- [Exercise brief] Assemble all lines in which the string "this" appears.

(Dataset entries on figures)
'''
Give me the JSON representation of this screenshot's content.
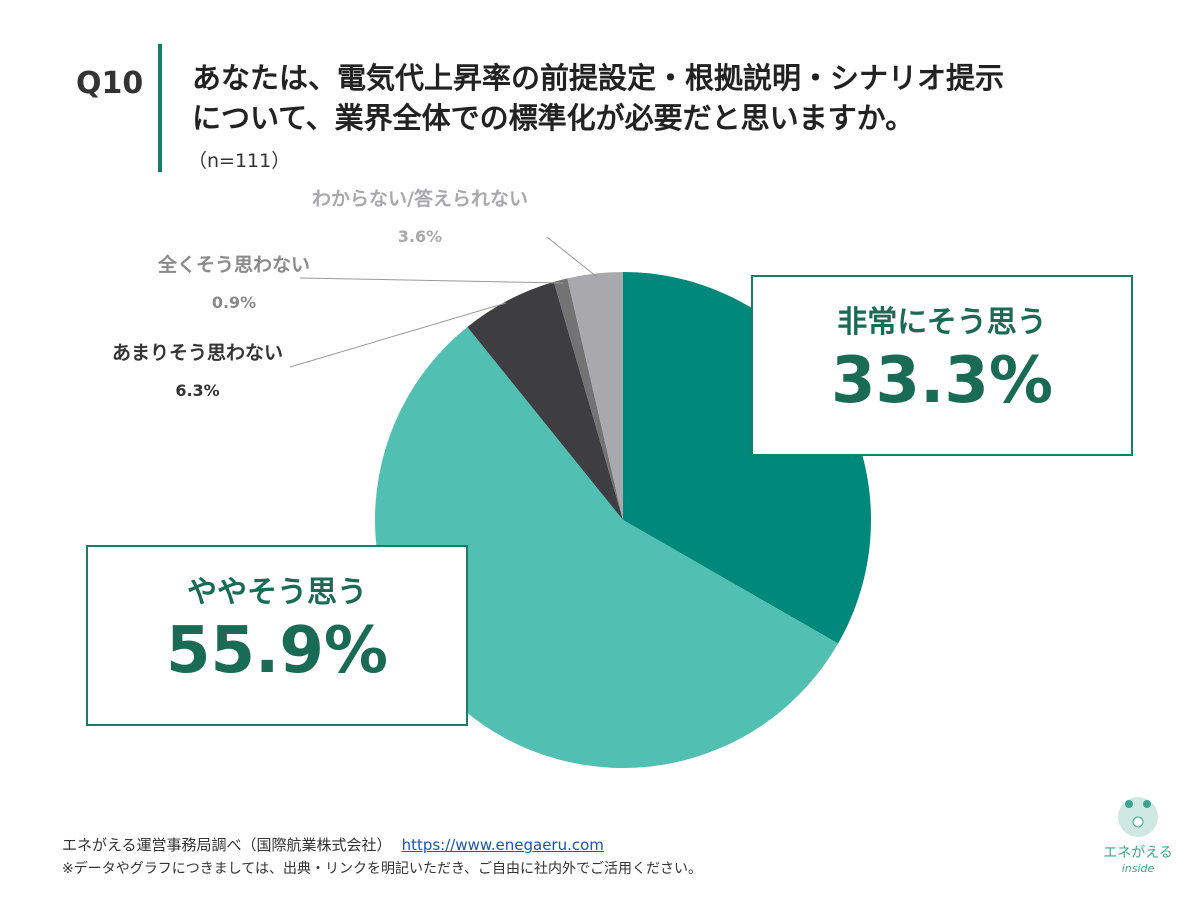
{
  "question": {
    "number": "Q10",
    "line1": "あなたは、電気代上昇率の前提設定・根拠説明・シナリオ提示",
    "line2": "について、業界全体での標準化が必要だと思いますか。",
    "sample": "（n=111）"
  },
  "chart_data": {
    "type": "pie",
    "start": "top",
    "direction": "clockwise",
    "slices": [
      {
        "label": "非常にそう思う",
        "value": 33.3,
        "display": "33.3%",
        "color": "#00897a"
      },
      {
        "label": "ややそう思う",
        "value": 55.9,
        "display": "55.9%",
        "color": "#52bfb3"
      },
      {
        "label": "あまりそう思わない",
        "value": 6.3,
        "display": "6.3%",
        "color": "#3e3e42"
      },
      {
        "label": "全くそう思わない",
        "value": 0.9,
        "display": "0.9%",
        "color": "#737373"
      },
      {
        "label": "わからない/答えられない",
        "value": 3.6,
        "display": "3.6%",
        "color": "#a9a9ad"
      }
    ]
  },
  "footer": {
    "source": "エネがえる運営事務局調べ（国際航業株式会社）",
    "link": "https://www.enegaeru.com",
    "note": "※データやグラフにつきましては、出典・リンクを明記いただき、ご自由に社内外でご活用ください。"
  },
  "logo": {
    "text": "エネがえる",
    "sub": "inside"
  }
}
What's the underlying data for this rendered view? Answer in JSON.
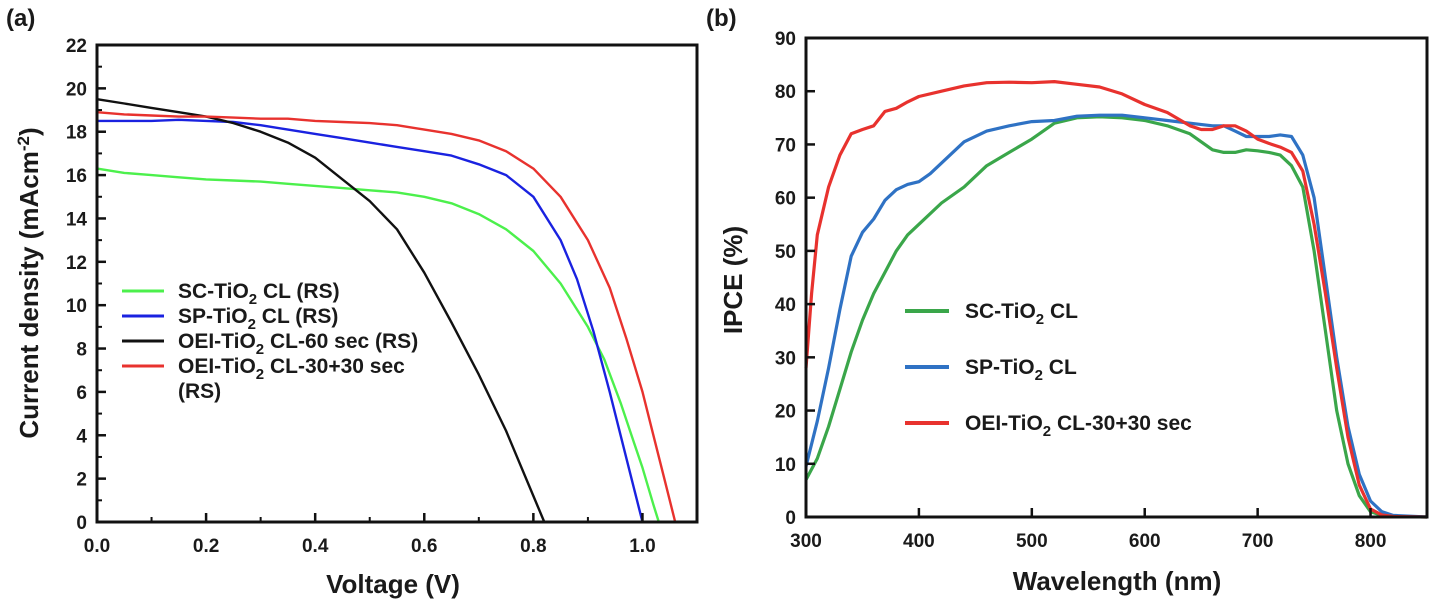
{
  "chart_data": [
    {
      "panel_label": "(a)",
      "type": "line",
      "title": "",
      "xlabel": "Voltage (V)",
      "ylabel_main": "Current density (mAcm",
      "ylabel_sup": "-2",
      "ylabel_tail": ")",
      "xlim": [
        0.0,
        1.1
      ],
      "ylim": [
        0,
        22
      ],
      "xticks": [
        0.0,
        0.2,
        0.4,
        0.6,
        0.8,
        1.0
      ],
      "xtick_labels": [
        "0.0",
        "0.2",
        "0.4",
        "0.6",
        "0.8",
        "1.0"
      ],
      "yticks": [
        0,
        2,
        4,
        6,
        8,
        10,
        12,
        14,
        16,
        18,
        20,
        22
      ],
      "ytick_labels": [
        "0",
        "2",
        "4",
        "6",
        "8",
        "10",
        "12",
        "14",
        "16",
        "18",
        "20",
        "22"
      ],
      "grid": false,
      "legend_position": "center-left",
      "series": [
        {
          "name": "SC-TiO2 CL (RS)",
          "legend": {
            "pre": "SC-TiO",
            "sub": "2",
            "post": " CL (RS)",
            "line2": ""
          },
          "color": "#4cf04c",
          "x": [
            0.0,
            0.05,
            0.1,
            0.15,
            0.2,
            0.25,
            0.3,
            0.35,
            0.4,
            0.45,
            0.5,
            0.55,
            0.6,
            0.65,
            0.7,
            0.75,
            0.8,
            0.85,
            0.9,
            0.93,
            0.96,
            0.98,
            1.0,
            1.02,
            1.03
          ],
          "y": [
            16.3,
            16.1,
            16.0,
            15.9,
            15.8,
            15.75,
            15.7,
            15.6,
            15.5,
            15.4,
            15.3,
            15.2,
            15.0,
            14.7,
            14.2,
            13.5,
            12.5,
            11.0,
            9.0,
            7.5,
            5.5,
            4.0,
            2.5,
            0.8,
            0.0
          ]
        },
        {
          "name": "SP-TiO2 CL (RS)",
          "legend": {
            "pre": "SP-TiO",
            "sub": "2",
            "post": " CL (RS)",
            "line2": ""
          },
          "color": "#1a22e0",
          "x": [
            0.0,
            0.05,
            0.1,
            0.15,
            0.2,
            0.25,
            0.3,
            0.35,
            0.4,
            0.45,
            0.5,
            0.55,
            0.6,
            0.65,
            0.7,
            0.75,
            0.8,
            0.85,
            0.88,
            0.91,
            0.94,
            0.96,
            0.98,
            1.0
          ],
          "y": [
            18.5,
            18.5,
            18.5,
            18.55,
            18.5,
            18.45,
            18.3,
            18.1,
            17.9,
            17.7,
            17.5,
            17.3,
            17.1,
            16.9,
            16.5,
            16.0,
            15.0,
            13.0,
            11.2,
            8.8,
            6.0,
            4.0,
            2.0,
            0.0
          ]
        },
        {
          "name": "OEI-TiO2 CL-60 sec (RS)",
          "legend": {
            "pre": "OEI-TiO",
            "sub": "2",
            "post": " CL-60 sec (RS)",
            "line2": ""
          },
          "color": "#111111",
          "x": [
            0.0,
            0.05,
            0.1,
            0.15,
            0.2,
            0.25,
            0.3,
            0.35,
            0.4,
            0.45,
            0.5,
            0.55,
            0.6,
            0.65,
            0.7,
            0.75,
            0.8,
            0.82
          ],
          "y": [
            19.5,
            19.3,
            19.1,
            18.9,
            18.7,
            18.4,
            18.0,
            17.5,
            16.8,
            15.8,
            14.8,
            13.5,
            11.5,
            9.2,
            6.8,
            4.2,
            1.2,
            0.0
          ]
        },
        {
          "name": "OEI-TiO2 CL-30+30 sec (RS)",
          "legend": {
            "pre": "OEI-TiO",
            "sub": "2",
            "post": " CL-30+30 sec",
            "line2": "(RS)"
          },
          "color": "#e8322e",
          "x": [
            0.0,
            0.05,
            0.1,
            0.15,
            0.2,
            0.25,
            0.3,
            0.35,
            0.4,
            0.45,
            0.5,
            0.55,
            0.6,
            0.65,
            0.7,
            0.75,
            0.8,
            0.85,
            0.9,
            0.94,
            0.97,
            1.0,
            1.02,
            1.04,
            1.06
          ],
          "y": [
            18.9,
            18.8,
            18.75,
            18.7,
            18.7,
            18.65,
            18.6,
            18.6,
            18.5,
            18.45,
            18.4,
            18.3,
            18.1,
            17.9,
            17.6,
            17.1,
            16.3,
            15.0,
            13.0,
            10.8,
            8.5,
            6.0,
            4.0,
            2.0,
            0.0
          ]
        }
      ]
    },
    {
      "panel_label": "(b)",
      "type": "line",
      "title": "",
      "xlabel": "Wavelength (nm)",
      "ylabel": "IPCE (%)",
      "xlim": [
        300,
        850
      ],
      "ylim": [
        0,
        90
      ],
      "xticks": [
        300,
        400,
        500,
        600,
        700,
        800
      ],
      "xtick_labels": [
        "300",
        "400",
        "500",
        "600",
        "700",
        "800"
      ],
      "yticks": [
        0,
        10,
        20,
        30,
        40,
        50,
        60,
        70,
        80,
        90
      ],
      "ytick_labels": [
        "0",
        "10",
        "20",
        "30",
        "40",
        "50",
        "60",
        "70",
        "80",
        "90"
      ],
      "grid": false,
      "legend_position": "center",
      "series": [
        {
          "name": "SC-TiO2 CL",
          "legend": {
            "pre": "SC-TiO",
            "sub": "2",
            "post": " CL"
          },
          "color": "#3aa64a",
          "x": [
            300,
            310,
            320,
            330,
            340,
            350,
            360,
            370,
            380,
            390,
            400,
            420,
            440,
            460,
            480,
            500,
            520,
            540,
            560,
            580,
            600,
            620,
            640,
            660,
            670,
            680,
            690,
            700,
            710,
            720,
            730,
            740,
            750,
            760,
            770,
            780,
            790,
            800,
            810,
            820,
            850
          ],
          "y": [
            7,
            11,
            17,
            24,
            31,
            37,
            42,
            46,
            50,
            53,
            55,
            59,
            62,
            66,
            68.5,
            71,
            74,
            75,
            75.2,
            75,
            74.5,
            73.5,
            72,
            69,
            68.5,
            68.5,
            69,
            68.8,
            68.5,
            68,
            66,
            62,
            50,
            35,
            20,
            10,
            4,
            1,
            0.3,
            0.1,
            0
          ]
        },
        {
          "name": "SP-TiO2 CL",
          "legend": {
            "pre": "SP-TiO",
            "sub": "2",
            "post": " CL"
          },
          "color": "#2f72c4",
          "x": [
            300,
            310,
            320,
            330,
            340,
            350,
            360,
            370,
            380,
            390,
            400,
            410,
            420,
            440,
            460,
            480,
            500,
            520,
            540,
            560,
            580,
            600,
            620,
            640,
            660,
            670,
            680,
            690,
            700,
            710,
            720,
            730,
            740,
            750,
            760,
            770,
            780,
            790,
            800,
            810,
            820,
            850
          ],
          "y": [
            9.5,
            18,
            28,
            39,
            49,
            53.5,
            56,
            59.5,
            61.5,
            62.5,
            63,
            64.5,
            66.5,
            70.5,
            72.5,
            73.5,
            74.3,
            74.5,
            75.3,
            75.5,
            75.5,
            75,
            74.5,
            74,
            73.5,
            73.5,
            72.5,
            71.5,
            71.5,
            71.5,
            71.8,
            71.5,
            68,
            60,
            45,
            30,
            17,
            8,
            3,
            1,
            0.3,
            0
          ]
        },
        {
          "name": "OEI-TiO2 CL-30+30 sec",
          "legend": {
            "pre": "OEI-TiO",
            "sub": "2",
            "post": " CL-30+30 sec"
          },
          "color": "#e8322e",
          "x": [
            300,
            305,
            310,
            320,
            330,
            340,
            350,
            360,
            370,
            380,
            390,
            400,
            420,
            440,
            460,
            480,
            500,
            520,
            540,
            560,
            580,
            600,
            620,
            640,
            650,
            660,
            670,
            680,
            690,
            700,
            710,
            720,
            730,
            740,
            750,
            760,
            770,
            780,
            790,
            800,
            810,
            820,
            850
          ],
          "y": [
            28,
            42,
            53,
            62,
            68,
            72,
            72.8,
            73.5,
            76.2,
            76.8,
            78,
            79,
            80,
            81,
            81.6,
            81.7,
            81.6,
            81.8,
            81.3,
            80.8,
            79.5,
            77.5,
            76,
            73.5,
            72.8,
            72.8,
            73.5,
            73.5,
            72.5,
            71,
            70.2,
            69.5,
            68.5,
            65,
            55,
            42,
            28,
            15,
            6,
            1.5,
            0.4,
            0.1,
            0
          ]
        }
      ]
    }
  ]
}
'''
- [Result of the task]
Give me the JSON representation of this screenshot's content.
What's the underlying data for this rendered view? Answer in JSON.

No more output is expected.